··· Materials provided

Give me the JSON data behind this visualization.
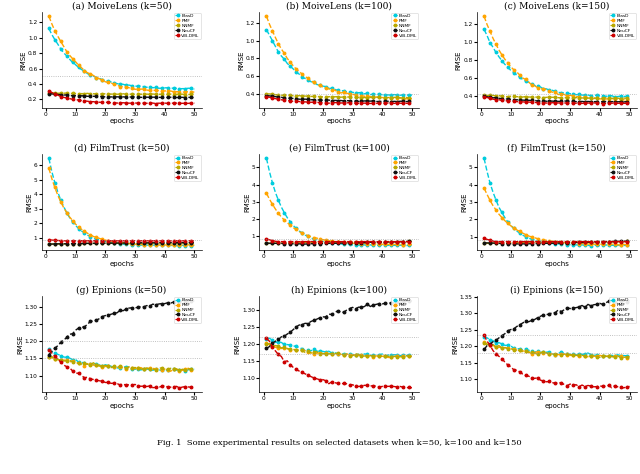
{
  "figure_title": "Fig. 1  Some experimental results on selected datasets when k=50, k=100 and k=150",
  "subplots": [
    {
      "title": "(a) MoiveLens (k=50)",
      "ylabel": "RMSE",
      "xlabel": "epochs"
    },
    {
      "title": "(b) MoiveLens (k=100)",
      "ylabel": "RMSE",
      "xlabel": "epochs"
    },
    {
      "title": "(c) MoiveLens (k=150)",
      "ylabel": "RMSE",
      "xlabel": "epochs"
    },
    {
      "title": "(d) FilmTrust (k=50)",
      "ylabel": "RMSE",
      "xlabel": "epochs"
    },
    {
      "title": "(e) FilmTrust (k=100)",
      "ylabel": "RMSE",
      "xlabel": "epochs"
    },
    {
      "title": "(f) FilmTrust (k=150)",
      "ylabel": "RMSE",
      "xlabel": "epochs"
    },
    {
      "title": "(g) Epinions (k=50)",
      "ylabel": "RMSE",
      "xlabel": "epochs"
    },
    {
      "title": "(h) Epinions (k=100)",
      "ylabel": "RMSE",
      "xlabel": "epochs"
    },
    {
      "title": "(i) Epinions (k=150)",
      "ylabel": "RMSE",
      "xlabel": "epochs"
    }
  ],
  "methods": [
    "BiasD",
    "PMF",
    "NNMF",
    "NeuCF",
    "VIB-DML"
  ],
  "colors_row1": [
    "#00CCDD",
    "#FFA500",
    "#B8A800",
    "#111111",
    "#CC0000"
  ],
  "colors_row2": [
    "#00CCDD",
    "#FFA500",
    "#B8A800",
    "#111111",
    "#CC0000"
  ],
  "colors_row3": [
    "#00CCDD",
    "#FFA500",
    "#B8A800",
    "#111111",
    "#CC0000"
  ],
  "markersize": 1.8,
  "linewidth": 1.0,
  "epochs": 50,
  "seed": 42
}
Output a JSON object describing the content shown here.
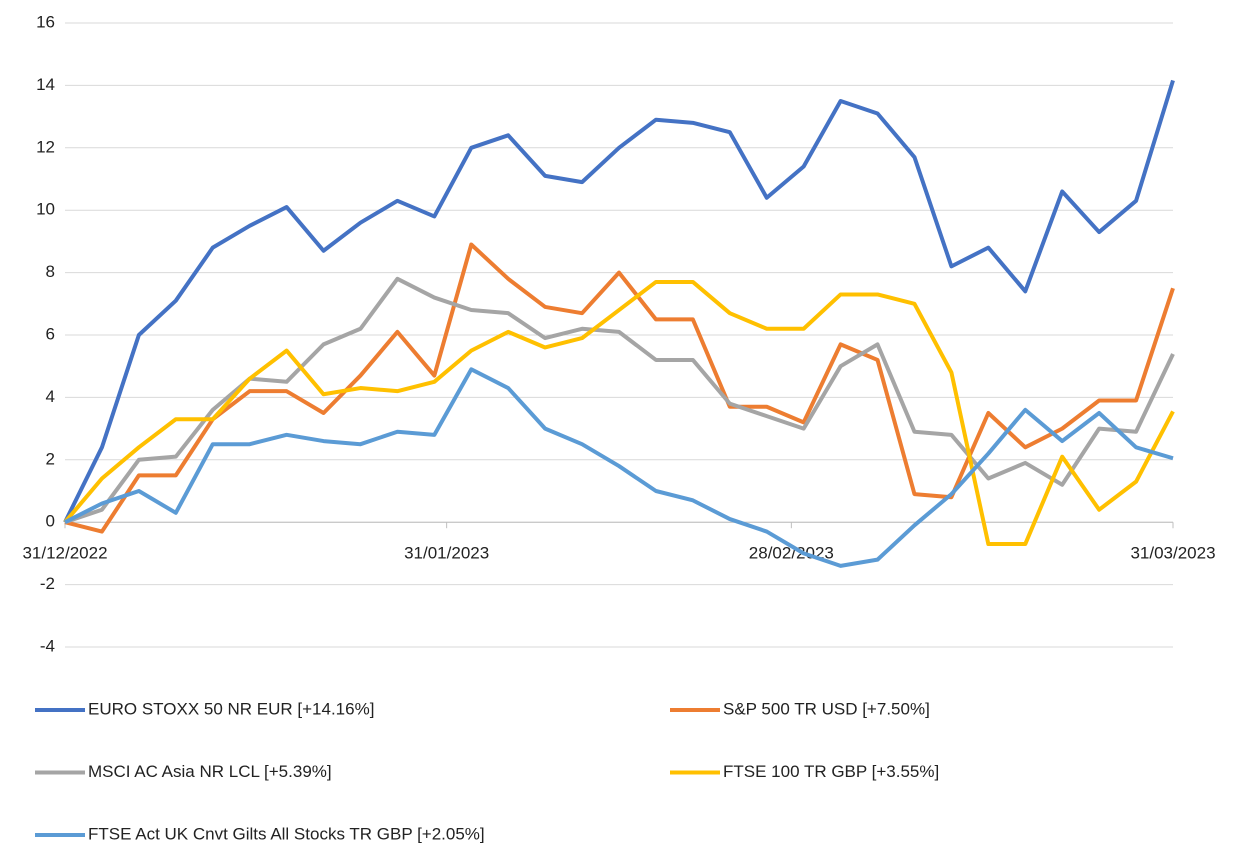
{
  "chart_data": {
    "type": "line",
    "x": [
      "31/12/2022",
      "03/01/2023",
      "06/01/2023",
      "09/01/2023",
      "12/01/2023",
      "15/01/2023",
      "18/01/2023",
      "21/01/2023",
      "24/01/2023",
      "27/01/2023",
      "30/01/2023",
      "02/02/2023",
      "05/02/2023",
      "08/02/2023",
      "11/02/2023",
      "14/02/2023",
      "17/02/2023",
      "20/02/2023",
      "23/02/2023",
      "26/02/2023",
      "01/03/2023",
      "04/03/2023",
      "07/03/2023",
      "10/03/2023",
      "13/03/2023",
      "16/03/2023",
      "19/03/2023",
      "22/03/2023",
      "25/03/2023",
      "28/03/2023",
      "31/03/2023"
    ],
    "xlim": [
      "31/12/2022",
      "31/03/2023"
    ],
    "xticks": [
      "31/12/2022",
      "31/01/2023",
      "28/02/2023",
      "31/03/2023"
    ],
    "ylim": [
      -4,
      16
    ],
    "yticks": [
      -4,
      -2,
      0,
      2,
      4,
      6,
      8,
      10,
      12,
      14,
      16
    ],
    "grid": true,
    "series": [
      {
        "name": "EURO STOXX 50 NR EUR [+14.16%]",
        "color": "#4472c4",
        "values": [
          0,
          2.4,
          6.0,
          7.1,
          8.8,
          9.5,
          10.1,
          8.7,
          9.6,
          10.3,
          9.8,
          12.0,
          12.4,
          11.1,
          10.9,
          12.0,
          12.9,
          12.8,
          12.5,
          10.4,
          11.4,
          13.5,
          13.1,
          11.7,
          8.2,
          8.8,
          7.4,
          10.6,
          9.3,
          10.3,
          14.16
        ]
      },
      {
        "name": "S&P 500 TR USD [+7.50%]",
        "color": "#ed7d31",
        "values": [
          0,
          -0.3,
          1.5,
          1.5,
          3.3,
          4.2,
          4.2,
          3.5,
          4.7,
          6.1,
          4.7,
          8.9,
          7.8,
          6.9,
          6.7,
          8.0,
          6.5,
          6.5,
          3.7,
          3.7,
          3.2,
          5.7,
          5.2,
          0.9,
          0.8,
          3.5,
          2.4,
          3.0,
          3.9,
          3.9,
          7.5
        ]
      },
      {
        "name": "MSCI AC Asia NR LCL [+5.39%]",
        "color": "#a5a5a5",
        "values": [
          0,
          0.4,
          2.0,
          2.1,
          3.6,
          4.6,
          4.5,
          5.7,
          6.2,
          7.8,
          7.2,
          6.8,
          6.7,
          5.9,
          6.2,
          6.1,
          5.2,
          5.2,
          3.8,
          3.4,
          3.0,
          5.0,
          5.7,
          2.9,
          2.8,
          1.4,
          1.9,
          1.2,
          3.0,
          2.9,
          5.39
        ]
      },
      {
        "name": "FTSE 100 TR GBP [+3.55%]",
        "color": "#ffc000",
        "values": [
          0,
          1.4,
          2.4,
          3.3,
          3.3,
          4.6,
          5.5,
          4.1,
          4.3,
          4.2,
          4.5,
          5.5,
          6.1,
          5.6,
          5.9,
          6.8,
          7.7,
          7.7,
          6.7,
          6.2,
          6.2,
          7.3,
          7.3,
          7.0,
          4.8,
          -0.7,
          -0.7,
          2.1,
          0.4,
          1.3,
          3.55
        ]
      },
      {
        "name": "FTSE Act UK Cnvt Gilts All Stocks TR GBP [+2.05%]",
        "color": "#5b9bd5",
        "values": [
          0,
          0.6,
          1.0,
          0.3,
          2.5,
          2.5,
          2.8,
          2.6,
          2.5,
          2.9,
          2.8,
          4.9,
          4.3,
          3.0,
          2.5,
          1.8,
          1.0,
          0.7,
          0.1,
          -0.3,
          -1.0,
          -1.4,
          -1.2,
          -0.1,
          0.9,
          2.2,
          3.6,
          2.6,
          3.5,
          2.4,
          2.05
        ]
      }
    ]
  }
}
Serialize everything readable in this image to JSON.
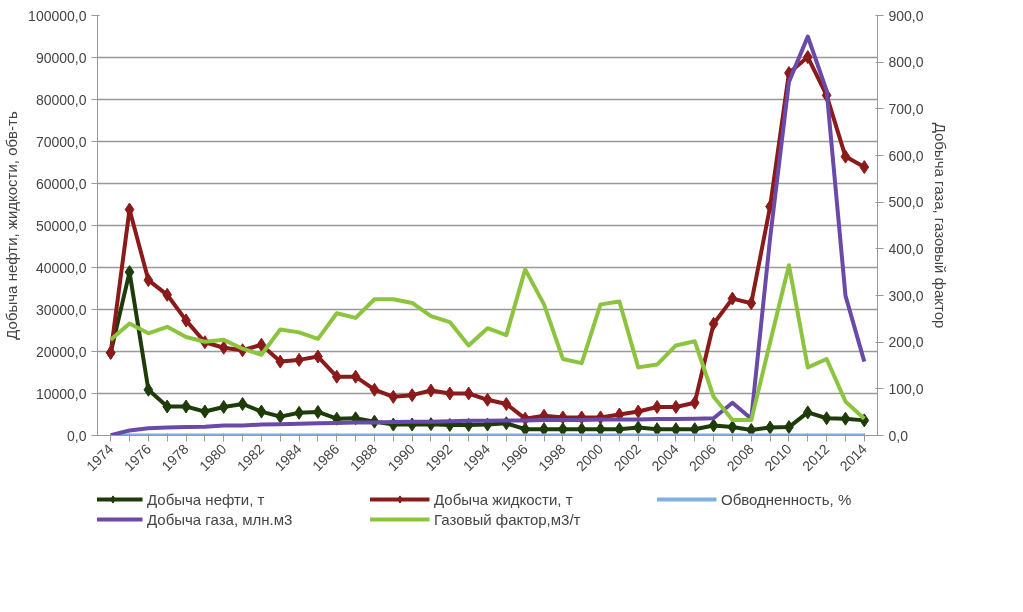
{
  "chart_data": {
    "type": "line",
    "ylabel": "Добыча нефти, жидкости, обв-ть",
    "y2label": "Добыча газа, газовый фактор",
    "categories": [
      "1974",
      null,
      "1976",
      null,
      "1978",
      null,
      "1980",
      null,
      "1982",
      null,
      "1984",
      null,
      "1986",
      null,
      "1988",
      null,
      "1990",
      null,
      "1992",
      null,
      "1994",
      null,
      "1996",
      null,
      "1998",
      null,
      "2000",
      null,
      "2002",
      null,
      "2004",
      null,
      "2006",
      null,
      "2008",
      null,
      "2010",
      null,
      "2012",
      null,
      "2014"
    ],
    "ylim": [
      0,
      100000
    ],
    "yticks": [
      {
        "value": 0,
        "label": "0,0"
      },
      {
        "value": 10000,
        "label": "10000,0"
      },
      {
        "value": 20000,
        "label": "20000,0"
      },
      {
        "value": 30000,
        "label": "30000,0"
      },
      {
        "value": 40000,
        "label": "40000,0"
      },
      {
        "value": 50000,
        "label": "50000,0"
      },
      {
        "value": 60000,
        "label": "60000,0"
      },
      {
        "value": 70000,
        "label": "70000,0"
      },
      {
        "value": 80000,
        "label": "80000,0"
      },
      {
        "value": 90000,
        "label": "90000,0"
      },
      {
        "value": 100000,
        "label": "100000,0"
      }
    ],
    "y2lim": [
      0,
      900
    ],
    "y2ticks": [
      {
        "value": 0,
        "label": "0,0"
      },
      {
        "value": 100,
        "label": "100,0"
      },
      {
        "value": 200,
        "label": "200,0"
      },
      {
        "value": 300,
        "label": "300,0"
      },
      {
        "value": 400,
        "label": "400,0"
      },
      {
        "value": 500,
        "label": "500,0"
      },
      {
        "value": 600,
        "label": "600,0"
      },
      {
        "value": 700,
        "label": "700,0"
      },
      {
        "value": 800,
        "label": "800,0"
      },
      {
        "value": 900,
        "label": "900,0"
      }
    ],
    "grid": "y",
    "legend": "bottom",
    "series": [
      {
        "name": "Добыча нефти, т",
        "color": "#1e3b0a",
        "marker": "diamond",
        "values": [
          19700,
          38900,
          10900,
          6900,
          6900,
          5700,
          6800,
          7500,
          5700,
          4500,
          5400,
          5600,
          4000,
          4100,
          3300,
          2600,
          2600,
          2700,
          2500,
          2500,
          2600,
          2900,
          1500,
          1500,
          1500,
          1500,
          1500,
          1500,
          1900,
          1500,
          1500,
          1500,
          2400,
          2000,
          1300,
          1900,
          2000,
          5500,
          4100,
          4000,
          3600
        ]
      },
      {
        "name": "Добыча жидкости, т",
        "color": "#8b1a1a",
        "marker": "diamond",
        "values": [
          19700,
          53800,
          37000,
          33500,
          27400,
          22200,
          20900,
          20300,
          21600,
          17600,
          18000,
          18800,
          14000,
          14000,
          10900,
          9200,
          9600,
          10700,
          10000,
          10000,
          8500,
          7500,
          4000,
          4700,
          4300,
          4300,
          4300,
          5000,
          5700,
          6800,
          6800,
          7800,
          26600,
          32600,
          31500,
          54500,
          86300,
          90100,
          81000,
          66400,
          63900
        ]
      },
      {
        "name": "Обводненность, %",
        "color": "#7fb0e0",
        "marker": "none",
        "values": [
          0,
          0,
          0,
          0,
          0,
          0,
          0,
          0,
          0,
          0,
          0,
          0,
          0,
          0,
          0,
          0,
          0,
          0,
          0,
          0,
          0,
          0,
          0,
          0,
          0,
          0,
          0,
          0,
          0,
          0,
          0,
          0,
          0,
          0,
          0,
          0,
          0,
          0,
          0,
          0,
          0
        ]
      },
      {
        "name": "Добыча газа, млн.м3",
        "color": "#6a4aa8",
        "marker": "none",
        "values": [
          100,
          1200,
          1700,
          1900,
          2000,
          2100,
          2400,
          2400,
          2600,
          2700,
          2800,
          2900,
          3000,
          3100,
          3100,
          3200,
          3300,
          3300,
          3400,
          3500,
          3500,
          3600,
          3600,
          3700,
          3700,
          3700,
          3800,
          3800,
          3800,
          3900,
          3900,
          4000,
          4100,
          7800,
          4000,
          47000,
          84200,
          95000,
          82100,
          33300,
          17600
        ]
      },
      {
        "name": "Газовый фактор,м3/т",
        "color": "#8cc43f",
        "marker": "none",
        "axis": "y2",
        "values": [
          205,
          240,
          219,
          233,
          211,
          201,
          205,
          186,
          173,
          227,
          221,
          207,
          262,
          252,
          292,
          292,
          284,
          256,
          243,
          193,
          230,
          215,
          356,
          281,
          164,
          155,
          281,
          287,
          146,
          152,
          193,
          202,
          83,
          33,
          33,
          200,
          365,
          146,
          164,
          73,
          36
        ]
      }
    ]
  }
}
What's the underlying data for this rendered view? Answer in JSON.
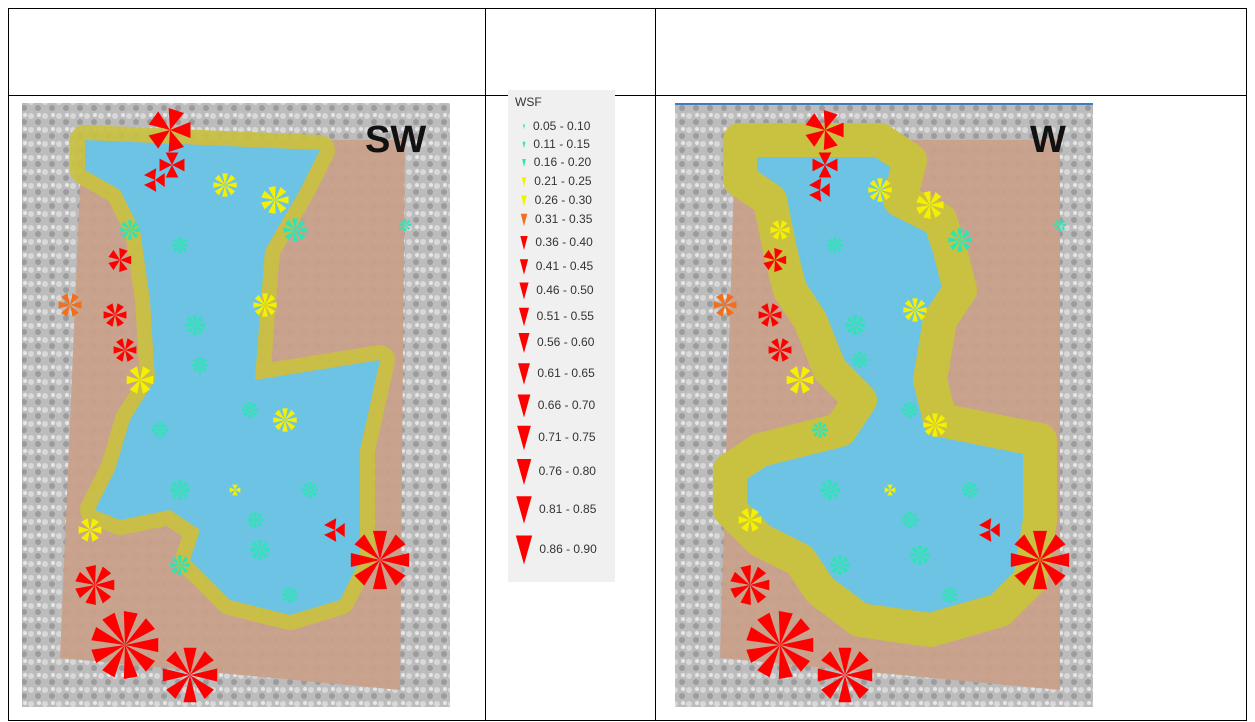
{
  "maps": [
    {
      "label": "SW"
    },
    {
      "label": "W"
    }
  ],
  "legend": {
    "title": "WSF",
    "items": [
      {
        "label": "0.05 - 0.10",
        "color": "#2fe3b4"
      },
      {
        "label": "0.11 - 0.15",
        "color": "#2fe3b4"
      },
      {
        "label": "0.16 - 0.20",
        "color": "#2fe3b4"
      },
      {
        "label": "0.21 - 0.25",
        "color": "#f5f000"
      },
      {
        "label": "0.26 - 0.30",
        "color": "#f5f000"
      },
      {
        "label": "0.31 - 0.35",
        "color": "#f07020"
      },
      {
        "label": "0.36 - 0.40",
        "color": "#ff0000"
      },
      {
        "label": "0.41 - 0.45",
        "color": "#ff0000"
      },
      {
        "label": "0.46 - 0.50",
        "color": "#ff0000"
      },
      {
        "label": "0.51 - 0.55",
        "color": "#ff0000"
      },
      {
        "label": "0.56 - 0.60",
        "color": "#ff0000"
      },
      {
        "label": "0.61 - 0.65",
        "color": "#ff0000"
      },
      {
        "label": "0.66 - 0.70",
        "color": "#ff0000"
      },
      {
        "label": "0.71 - 0.75",
        "color": "#ff0000"
      },
      {
        "label": "0.76 - 0.80",
        "color": "#ff0000"
      },
      {
        "label": "0.81 - 0.85",
        "color": "#ff0000"
      },
      {
        "label": "0.86 - 0.90",
        "color": "#ff0000"
      }
    ]
  }
}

······

• [To do]
From the entries above, copy every line where the word "фактор" shows up.

• [Written reply]
    "y2label": "Добыча газа, газовый фактор",
        "name": "Газовый фактор,м3/т",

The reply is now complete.